There is an interesting effect on the intercept too. The more, for lack of better term, “plausible” the random measurement error is in the scale of x2
(e.g. recoding every 10th value to be 0, i.e. the mean), the more the intercept is stressed from its true value as well. The less plausible the random measurement error is, the more the intercept is unchanged.
Another way of looking at the fundamental takeaway here is to compare the R-squared values from these models. The effect of increasing measurement error in x2
, at least in how I’ve done that in this exercise, is to collapse the R-squared from the model with no measurement bias to the model that excludes x2
outright. Random measurement as severe at both tails reduces the measure of x2
to noise.
Random Measurement Error in Y
Random measurement error in the dependent variable does not have quite the same effect, even if the fundamental takeaway in terms of what random measurement error does will be the same. We’ll do what we did previously for x2
, but for y
instead.
Ymods <- tibble()
for (i in new_vals) {
Data %>%
mutate_at(vars("y"), list(ynv = ~ifelse(row_number() %in% c(seq(0, 1000, by =10)), i, y))) -> Data
mod <- lm(ynv ~ x1 + x2, data=Data)
r2 = broom::glance(mod)[1,1] %>% pull()
broomed = broom::tidy(mod) %>% mutate(mod = i, r2 = r2)
Ymods = bind_rows(Ymods, broomed)

■ **DATASET ENTRIES**:
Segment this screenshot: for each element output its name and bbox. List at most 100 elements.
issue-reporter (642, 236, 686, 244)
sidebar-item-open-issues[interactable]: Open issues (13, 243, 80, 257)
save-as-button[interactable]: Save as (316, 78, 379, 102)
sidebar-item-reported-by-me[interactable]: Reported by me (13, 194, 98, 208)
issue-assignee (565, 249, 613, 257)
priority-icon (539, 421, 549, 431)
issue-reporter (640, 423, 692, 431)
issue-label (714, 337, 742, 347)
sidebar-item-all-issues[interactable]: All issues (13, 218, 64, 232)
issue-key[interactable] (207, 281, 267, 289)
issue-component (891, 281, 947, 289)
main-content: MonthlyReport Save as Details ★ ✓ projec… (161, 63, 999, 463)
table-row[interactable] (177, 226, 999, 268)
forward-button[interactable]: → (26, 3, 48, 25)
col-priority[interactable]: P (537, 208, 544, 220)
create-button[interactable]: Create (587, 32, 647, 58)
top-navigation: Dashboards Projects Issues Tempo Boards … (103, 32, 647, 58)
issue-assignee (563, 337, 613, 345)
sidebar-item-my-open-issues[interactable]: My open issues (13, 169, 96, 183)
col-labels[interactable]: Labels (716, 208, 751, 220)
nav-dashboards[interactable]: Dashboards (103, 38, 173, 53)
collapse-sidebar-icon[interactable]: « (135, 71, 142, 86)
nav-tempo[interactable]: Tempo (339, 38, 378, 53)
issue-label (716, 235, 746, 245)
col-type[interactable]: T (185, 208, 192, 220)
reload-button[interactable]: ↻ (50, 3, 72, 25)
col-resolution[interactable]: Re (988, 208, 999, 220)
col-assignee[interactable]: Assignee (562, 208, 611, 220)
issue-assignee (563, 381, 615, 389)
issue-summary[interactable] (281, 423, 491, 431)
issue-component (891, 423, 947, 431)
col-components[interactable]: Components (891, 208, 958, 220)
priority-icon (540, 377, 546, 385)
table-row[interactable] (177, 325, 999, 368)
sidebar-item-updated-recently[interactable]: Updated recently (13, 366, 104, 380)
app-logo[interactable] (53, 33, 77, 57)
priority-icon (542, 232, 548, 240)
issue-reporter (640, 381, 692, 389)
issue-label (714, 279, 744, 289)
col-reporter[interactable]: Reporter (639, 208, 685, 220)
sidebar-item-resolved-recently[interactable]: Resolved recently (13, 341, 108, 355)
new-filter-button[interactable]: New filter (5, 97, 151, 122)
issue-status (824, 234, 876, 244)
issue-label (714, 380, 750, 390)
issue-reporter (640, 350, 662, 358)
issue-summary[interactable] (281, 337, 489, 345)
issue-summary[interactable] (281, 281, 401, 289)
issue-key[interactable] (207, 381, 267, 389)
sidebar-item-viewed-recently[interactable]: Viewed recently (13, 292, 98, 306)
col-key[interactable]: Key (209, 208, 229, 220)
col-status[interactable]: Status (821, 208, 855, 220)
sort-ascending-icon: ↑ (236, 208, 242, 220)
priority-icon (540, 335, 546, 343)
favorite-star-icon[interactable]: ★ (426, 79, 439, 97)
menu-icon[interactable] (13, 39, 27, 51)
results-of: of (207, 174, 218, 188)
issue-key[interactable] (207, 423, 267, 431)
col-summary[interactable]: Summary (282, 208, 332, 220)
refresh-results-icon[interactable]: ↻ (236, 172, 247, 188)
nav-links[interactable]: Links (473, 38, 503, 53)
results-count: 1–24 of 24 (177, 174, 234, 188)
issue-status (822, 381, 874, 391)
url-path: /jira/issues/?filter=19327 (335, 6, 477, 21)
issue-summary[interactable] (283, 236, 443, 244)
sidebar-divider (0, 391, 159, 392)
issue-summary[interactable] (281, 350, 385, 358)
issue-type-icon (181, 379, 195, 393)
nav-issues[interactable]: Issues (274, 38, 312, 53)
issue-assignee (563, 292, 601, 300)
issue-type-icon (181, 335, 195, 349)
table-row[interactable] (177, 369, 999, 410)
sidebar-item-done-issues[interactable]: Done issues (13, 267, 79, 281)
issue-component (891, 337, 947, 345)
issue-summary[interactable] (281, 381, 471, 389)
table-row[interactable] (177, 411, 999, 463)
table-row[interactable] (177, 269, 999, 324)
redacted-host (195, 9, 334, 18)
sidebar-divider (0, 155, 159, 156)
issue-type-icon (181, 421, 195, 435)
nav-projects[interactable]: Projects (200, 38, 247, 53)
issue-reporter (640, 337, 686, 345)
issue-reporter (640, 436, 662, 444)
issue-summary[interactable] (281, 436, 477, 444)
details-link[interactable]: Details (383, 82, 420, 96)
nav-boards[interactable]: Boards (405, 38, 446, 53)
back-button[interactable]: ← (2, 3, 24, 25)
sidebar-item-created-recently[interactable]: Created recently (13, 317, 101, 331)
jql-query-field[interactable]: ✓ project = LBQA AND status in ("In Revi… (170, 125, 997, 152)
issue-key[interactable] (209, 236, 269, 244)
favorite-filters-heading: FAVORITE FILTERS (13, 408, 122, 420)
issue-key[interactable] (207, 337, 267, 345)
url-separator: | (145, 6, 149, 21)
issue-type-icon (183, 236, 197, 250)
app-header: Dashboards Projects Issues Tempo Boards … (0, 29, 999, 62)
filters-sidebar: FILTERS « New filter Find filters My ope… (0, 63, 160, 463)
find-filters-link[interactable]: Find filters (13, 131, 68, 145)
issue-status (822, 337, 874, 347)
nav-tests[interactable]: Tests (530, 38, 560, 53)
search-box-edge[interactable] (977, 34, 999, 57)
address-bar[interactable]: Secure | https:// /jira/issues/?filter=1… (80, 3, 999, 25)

■ **DIRECTIONS**:
• 1. In the passage on measurement error, what happens to the R-squared as measurement error in x2 increases?
• 2. Rewrite the paragraph in the passage on measurement error that begins "There is an interesting effect on the intercept too" more briefly, keeping its main facts.

■ **RESPONSES FOR EACH TASK**:
• 1. It collapses from the R-squared of the model with no measurement bias to that of the model that leaves out x2 entirely.

• 2. Random measurement error in x2 also affects the intercept. The more plausible the error is on x2's scale, the further the intercept moves from its true value. An example of plausible error is recoding every 10th value to 0, the mean. The less plausible the error, the less the intercept changes.